§ **What is expected**
What follows is a block of records; restate each one word for word.

§ **Excerpted records**
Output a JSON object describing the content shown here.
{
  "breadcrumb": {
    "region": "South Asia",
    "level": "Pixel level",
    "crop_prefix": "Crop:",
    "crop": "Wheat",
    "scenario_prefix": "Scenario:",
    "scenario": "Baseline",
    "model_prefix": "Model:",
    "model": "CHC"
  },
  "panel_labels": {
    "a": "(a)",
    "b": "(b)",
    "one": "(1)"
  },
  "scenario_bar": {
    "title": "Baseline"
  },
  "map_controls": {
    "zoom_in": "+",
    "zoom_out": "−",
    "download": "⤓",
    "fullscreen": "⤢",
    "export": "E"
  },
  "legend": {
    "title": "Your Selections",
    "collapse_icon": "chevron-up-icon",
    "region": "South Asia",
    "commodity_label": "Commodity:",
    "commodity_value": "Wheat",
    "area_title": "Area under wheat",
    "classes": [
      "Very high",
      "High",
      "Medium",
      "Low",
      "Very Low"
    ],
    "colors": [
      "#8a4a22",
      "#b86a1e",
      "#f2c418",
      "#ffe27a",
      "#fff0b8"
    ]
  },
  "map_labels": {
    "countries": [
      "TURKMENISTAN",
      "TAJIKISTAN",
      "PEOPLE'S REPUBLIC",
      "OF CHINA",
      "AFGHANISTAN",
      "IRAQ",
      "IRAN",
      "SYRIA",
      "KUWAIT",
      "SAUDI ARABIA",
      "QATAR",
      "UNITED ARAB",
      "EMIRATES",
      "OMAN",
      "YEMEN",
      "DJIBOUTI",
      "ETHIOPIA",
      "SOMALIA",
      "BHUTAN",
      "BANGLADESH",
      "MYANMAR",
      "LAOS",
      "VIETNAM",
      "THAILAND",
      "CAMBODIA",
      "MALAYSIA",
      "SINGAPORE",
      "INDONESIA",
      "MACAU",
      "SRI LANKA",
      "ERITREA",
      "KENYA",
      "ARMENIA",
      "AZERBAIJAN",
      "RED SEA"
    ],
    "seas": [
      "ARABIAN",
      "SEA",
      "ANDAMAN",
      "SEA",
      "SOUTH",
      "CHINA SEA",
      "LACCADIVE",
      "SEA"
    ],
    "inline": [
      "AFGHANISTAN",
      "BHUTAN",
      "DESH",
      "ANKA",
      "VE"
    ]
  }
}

§ **Response**
Output a JSON object describing the content shown here.
{
  "breadcrumb": {
    "region": "South Asia",
    "level": "Pixel level",
    "crop_prefix": "Crop:",
    "crop": "Wheat",
    "scenario_prefix": "Scenario:",
    "scenario": "Baseline",
    "model_prefix": "Model:",
    "model": "CHC"
  },
  "panel_labels": {
    "a": "(a)",
    "b": "(b)",
    "one": "(1)"
  },
  "scenario_bar": {
    "title": "Baseline"
  },
  "map_controls": {
    "zoom_in": "+",
    "zoom_out": "−",
    "download": "⤓",
    "fullscreen": "⤢",
    "export": "E"
  },
  "legend": {
    "title": "Your Selections",
    "collapse_icon": "chevron-up-icon",
    "region": "South Asia",
    "commodity_label": "Commodity:",
    "commodity_value": "Wheat",
    "area_title": "Area under wheat",
    "classes": [
      "Very high",
      "High",
      "Medium",
      "Low",
      "Very Low"
    ],
    "colors": [
      "#8a4a22",
      "#b86a1e",
      "#f2c418",
      "#ffe27a",
      "#fff0b8"
    ]
  },
  "map_labels": {
    "countries": [
      "TURKMENISTAN",
      "TAJIKISTAN",
      "PEOPLE'S REPUBLIC",
      "OF CHINA",
      "AFGHANISTAN",
      "IRAQ",
      "IRAN",
      "SYRIA",
      "KUWAIT",
      "SAUDI ARABIA",
      "QATAR",
      "UNITED ARAB",
      "EMIRATES",
      "OMAN",
      "YEMEN",
      "DJIBOUTI",
      "ETHIOPIA",
      "SOMALIA",
      "BHUTAN",
      "BANGLADESH",
      "MYANMAR",
      "LAOS",
      "VIETNAM",
      "THAILAND",
      "CAMBODIA",
      "MALAYSIA",
      "SINGAPORE",
      "INDONESIA",
      "MACAU",
      "SRI LANKA",
      "ERITREA",
      "KENYA",
      "ARMENIA",
      "AZERBAIJAN",
      "RED SEA"
    ],
    "seas": [
      "ARABIAN",
      "SEA",
      "ANDAMAN",
      "SEA",
      "SOUTH",
      "CHINA SEA",
      "LACCADIVE",
      "SEA"
    ],
    "inline": [
      "AFGHANISTAN",
      "BHUTAN",
      "DESH",
      "ANKA",
      "VE"
    ]
  }
}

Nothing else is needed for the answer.